- Things to do -
1: In the search-and-replace program, explain what the code does with the value in eax right after the SYS_OPEN call, and why.
2: In the search-and-replace program, in what mode is the file opened?
3: Write the next lines of the search-and-replace program's assembly source, picking up from its final line.

::: Source extract :::

I wrote another assembly program. This one works with text files instead of binary files. It can do a search and replace of all occurrences of a string in a text file. This could be useful for translating programs between programming languages or editing text configuration files. This screenshot is an example of how it can be used.
;Linux 32-bit Assembly Source for chastext
;a basic text search and replace program
format ELF executable
entry main
;a reduced form of chastelib without functions this program doesn't use
include 'chastext-chastelib32.asm'
main:
pop eax
mov [argc],eax ;save the argument count for later
cmp dword [argc],1
ja help_skip ;if more than 1 argument is given, skip the help message and process the other arguments
help:
mov eax,help_message
call putstring
jmp main_end
help_skip:
pop eax ;pop the next arg which is the name of the program we are running
get_filename:
pop eax ;pop the next arg which is the name of the file we will open
mov [filename],eax ; save the name of the file we will open to read
arg_open_file:
;Linux system call to open a file
mov ecx,0 ;open file in read only mode
mov ebx,eax ;filename should be in eax before this function was called
mov eax,5 ;invoke SYS_OPEN (kernel opcode 5)
int 80h ;call the kernel
cmp eax,0
jns file_open_no_errors ;if eax is not negative/signed there was no error
;Otherwise, if it was signed, then this code will display an error message.
mov eax,open_error_message
call putstr_and_line
jmp main_end ;end the program because we failed at opening the file
file_open_no_errors:
mov [filedesc],eax ; save the file descriptor number for later use
;before we just textdump or "cat" the file, we need to check for the existence of more arguments which will modify the output
cmp dword[argc],3
jb search_skip
pop eax ;pop the next arg which is the string we are searching for
mov [string_search],eax
search_skip:
cmp dword[argc],4
jb replace_skip
pop eax ;pop the next arg which is the string we are searching for
mov [string_replace],eax
replace_skip:
;now we begin displaying the file but also searching for the search string if it exists. We will check for these based on the number of arguments like we did earlier
textdump:
;if only there are only 2 arguments (name of program plus input file)
;then we do a loop that ignores searching and replacing
;this loop will read one character from the file and then send it to stdout
;until there are no more bytes to display
cmp dword[argc],2
jnz putchar_skip
mov edx,1 ;number of bytes to read
mov ecx,byte_array ;address to store the bytes
mov ebx,[filedesc] ;move the opened file descriptor into EBX
mov eax,3 ;invoke SYS_READ (kernel opcode 3)
int 80h ;call the kernel
mov [bytes_read],eax
cmp eax,0
jnz file_success ;if more than zero bytes read, proceed to display
jmp main_end ;otherwise, end the program
; this point is reached if file was read from successfully
file_success:
;normally, we will print the last read character
mov al,[byte_array]
call putchar
putchar_skip:
cmp dword[argc],3 ;if not enough arguments, skip the search string section
jb textdump
;this is the beginning of search mode
;it handles the file by seeking and reading to search every position for the search string
;first, seek to the file_address we initialized to zero
;this variable will be added to depending on actions taken
mov edx,0 ;whence argument (SEEK_SET)
mov ecx,[file_address] ;move the file cursor to this address
mov ebx,[filedesc] ;move the opened file descriptor into EBX
mov eax,19 ;invoke SYS_LSEEK (kernel opcode 19)

::: Listing :::

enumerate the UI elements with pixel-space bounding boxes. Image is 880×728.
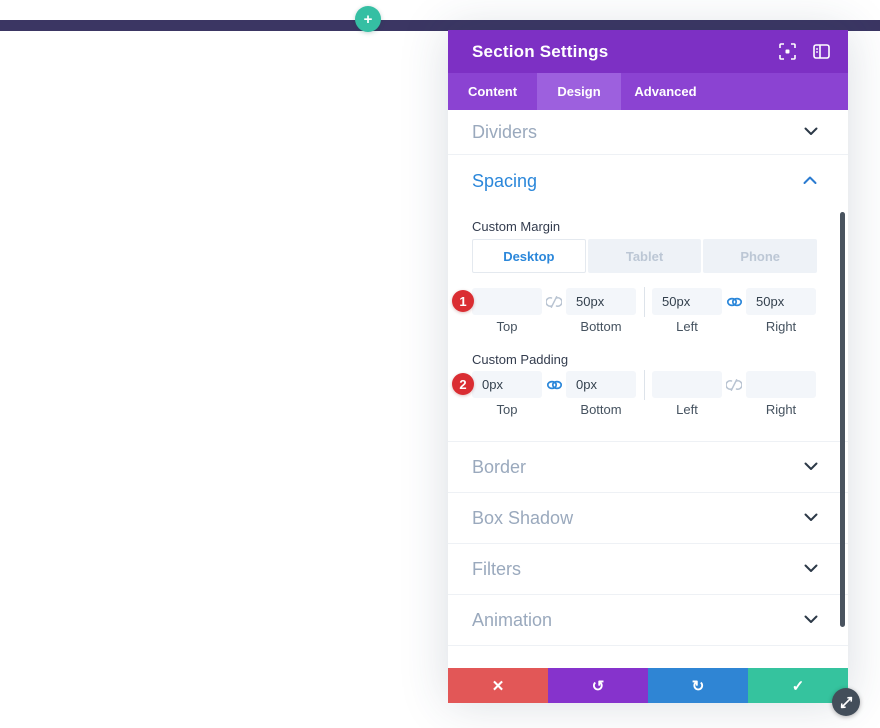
fields-separator (636, 287, 652, 317)
modal-resize-handle[interactable] (832, 688, 860, 716)
diagonal-resize-icon (839, 695, 854, 710)
section-settings-modal: Section Settings Content Design (448, 30, 848, 703)
modal-title: Section Settings (472, 42, 762, 62)
section-spacing-panel: Spacing Custom Margin Desktop Tablet Pho… (448, 155, 848, 442)
chevron-down-icon (804, 458, 818, 476)
check-icon: ✓ (792, 677, 805, 695)
chevron-down-icon (804, 509, 818, 527)
close-icon: ✕ (492, 677, 505, 695)
device-tab-bar: Desktop Tablet Phone (472, 239, 817, 273)
padding-top-label: Top (472, 402, 542, 417)
padding-top-input[interactable] (472, 371, 542, 398)
discard-button[interactable]: ✕ (448, 668, 548, 703)
fields-separator (636, 370, 652, 400)
plus-icon: + (364, 11, 373, 28)
box-shadow-title: Box Shadow (472, 508, 573, 529)
margin-bottom-input[interactable] (566, 288, 636, 315)
tab-design-label: Design (557, 84, 600, 99)
custom-padding-heading: Custom Padding (472, 352, 817, 367)
margin-top-input[interactable] (472, 288, 542, 315)
undo-icon: ↺ (592, 677, 605, 695)
chevron-up-icon (803, 172, 817, 190)
modal-tab-bar: Content Design Advanced (448, 73, 848, 110)
redo-icon: ↻ (692, 677, 705, 695)
chevron-down-icon (804, 123, 818, 141)
margin-link-horizontal[interactable] (722, 296, 746, 308)
annotation-badge-2: 2 (452, 373, 474, 395)
padding-labels-row: Top Bottom Left Right (472, 402, 817, 417)
tab-design[interactable]: Design (537, 73, 621, 110)
section-toggle-dividers[interactable]: Dividers (448, 110, 848, 155)
link-icon (726, 296, 743, 308)
padding-fields-row (472, 371, 817, 398)
section-toggle-animation[interactable]: Animation (448, 595, 848, 646)
margin-labels-row: Top Bottom Left Right (472, 319, 817, 334)
add-section-button[interactable]: + (355, 6, 381, 32)
device-tab-phone-label: Phone (740, 249, 780, 264)
padding-bottom-label: Bottom (566, 402, 636, 417)
broken-link-icon (726, 379, 742, 391)
chevron-down-icon (804, 560, 818, 578)
redo-button[interactable]: ↻ (648, 668, 748, 703)
margin-fields-row (472, 288, 817, 315)
snap-to-module-icon[interactable] (779, 43, 796, 60)
animation-title: Animation (472, 610, 552, 631)
section-toggle-border[interactable]: Border (448, 442, 848, 493)
dividers-title: Dividers (472, 122, 537, 143)
margin-left-label: Left (652, 319, 722, 334)
section-toggle-filters[interactable]: Filters (448, 544, 848, 595)
border-title: Border (472, 457, 526, 478)
margin-top-label: Top (472, 319, 542, 334)
padding-right-label: Right (746, 402, 816, 417)
custom-margin-heading: Custom Margin (472, 219, 817, 234)
tab-content-label: Content (468, 84, 517, 99)
device-tab-phone[interactable]: Phone (703, 239, 817, 273)
margin-unlink-vertical[interactable] (542, 296, 566, 308)
device-tab-desktop-label: Desktop (503, 249, 554, 264)
device-tab-tablet[interactable]: Tablet (588, 239, 702, 273)
tab-advanced[interactable]: Advanced (621, 73, 710, 110)
section-toggle-spacing[interactable]: Spacing (472, 155, 817, 207)
badge-1-number: 1 (459, 294, 466, 309)
modal-header: Section Settings (448, 30, 848, 73)
modal-footer: ✕ ↺ ↻ ✓ (448, 668, 848, 703)
padding-unlink-horizontal[interactable] (722, 379, 746, 391)
padding-left-input[interactable] (652, 371, 722, 398)
broken-link-icon (546, 296, 562, 308)
padding-bottom-input[interactable] (566, 371, 636, 398)
tab-content[interactable]: Content (448, 73, 537, 110)
margin-right-label: Right (746, 319, 816, 334)
margin-bottom-label: Bottom (566, 319, 636, 334)
panel-layout-icon[interactable] (813, 43, 830, 60)
undo-button[interactable]: ↺ (548, 668, 648, 703)
device-tab-tablet-label: Tablet (626, 249, 663, 264)
modal-scrollbar[interactable] (840, 212, 845, 627)
device-tab-desktop[interactable]: Desktop (472, 239, 586, 273)
chevron-down-icon (804, 611, 818, 629)
padding-right-input[interactable] (746, 371, 816, 398)
spacing-title: Spacing (472, 171, 537, 192)
padding-link-vertical[interactable] (542, 379, 566, 391)
filters-title: Filters (472, 559, 521, 580)
section-toggle-box-shadow[interactable]: Box Shadow (448, 493, 848, 544)
margin-left-input[interactable] (652, 288, 722, 315)
modal-body: Dividers Spacing Custom Margin Desktop T… (448, 110, 848, 668)
margin-right-input[interactable] (746, 288, 816, 315)
padding-left-label: Left (652, 402, 722, 417)
link-icon (546, 379, 563, 391)
badge-2-number: 2 (459, 377, 466, 392)
annotation-badge-1: 1 (452, 290, 474, 312)
tab-advanced-label: Advanced (634, 84, 696, 99)
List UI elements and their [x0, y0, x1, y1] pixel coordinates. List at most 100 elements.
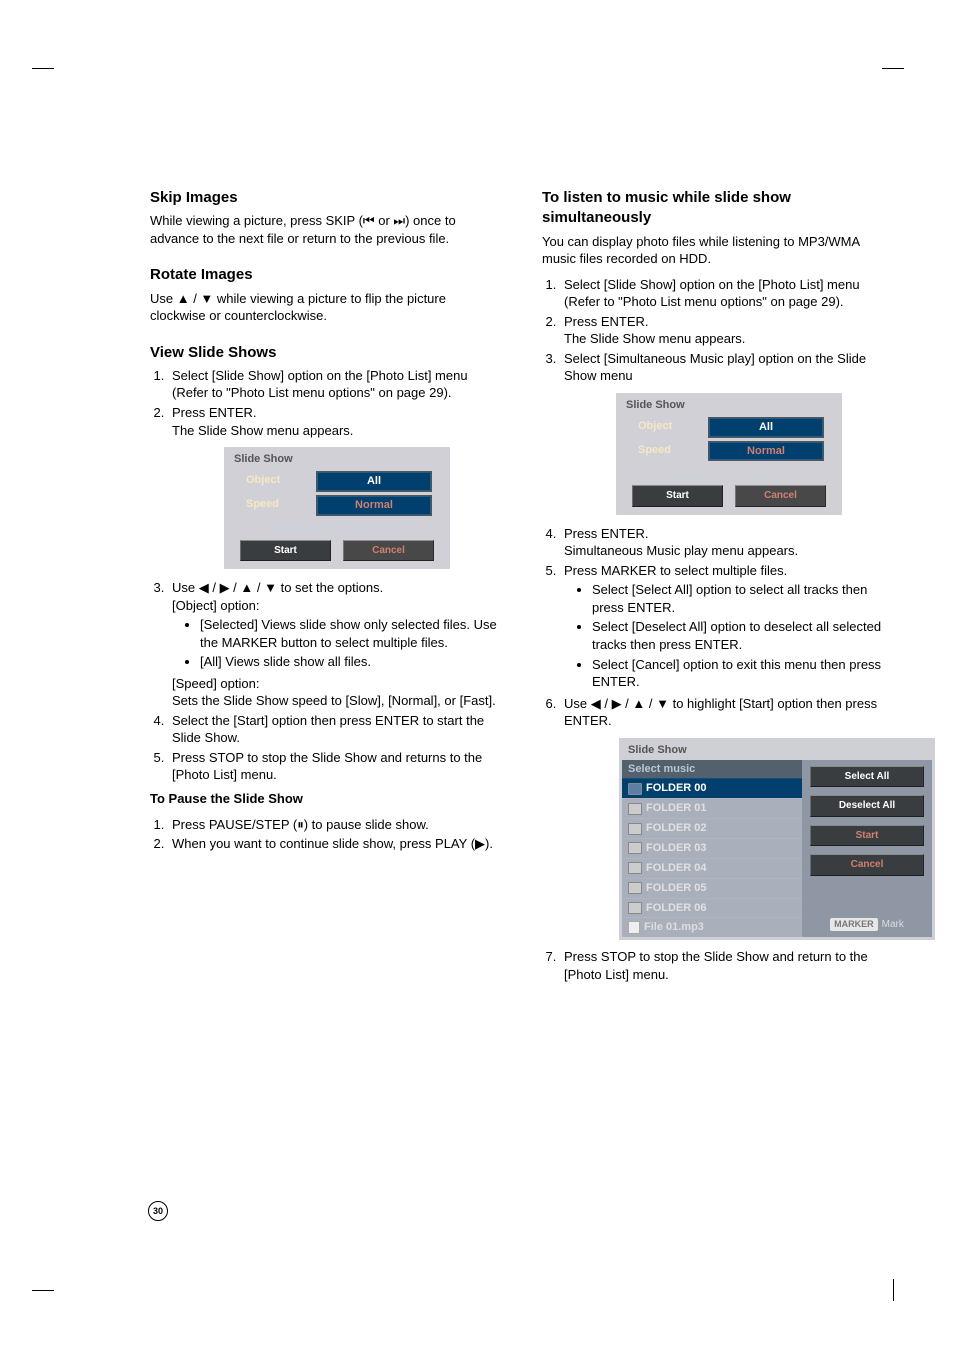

:::

- Answers to the tasks -
1: The program compares eax with 0. If the value is not negative, there was no error, so it jumps to file_open_no_errors and saves the file descriptor for later use. If the value is negative, it displays the open error message and ends, because it failed to open the file.

2: Read-only mode.

3:
int 80h ;call the kernel
;obtain the length of the search string using my strlen function
mov eax,[string_search]
call strlen ;get the length of the search string
;use the length of the string we are searching for as the number of bytes to read at this location
mov edx,eax ;number of bytes to read
mov ecx,byte_array ;address to store the bytes
mov ebx,[filedesc] ;move the opened file descriptor into EBX
mov eax,3 ;invoke SYS_READ (kernel opcode 3)
int 80h ;call the kernel
mov ebx,byte_array ;move the address of bytes read into ebx
add ebx,eax ;add number of bytes read (return value of read function in eax)
mov byte[ebx],0 ;terminate the string with zero
mov [bytes_read],eax ;store how many bytes were read with that last read operation
cmp eax,edx ;if the number of bytes is not what we expected to read, end this loop
jnz textdump_end
;move our two strings into the esi and edi registers for comparison
;with my custom written strcmp function
mov esi,[string_search]
mov edi,byte_array
call strcmp ;compare these two strings
cmp eax,0 ;test if they are the same (if eax returned zero)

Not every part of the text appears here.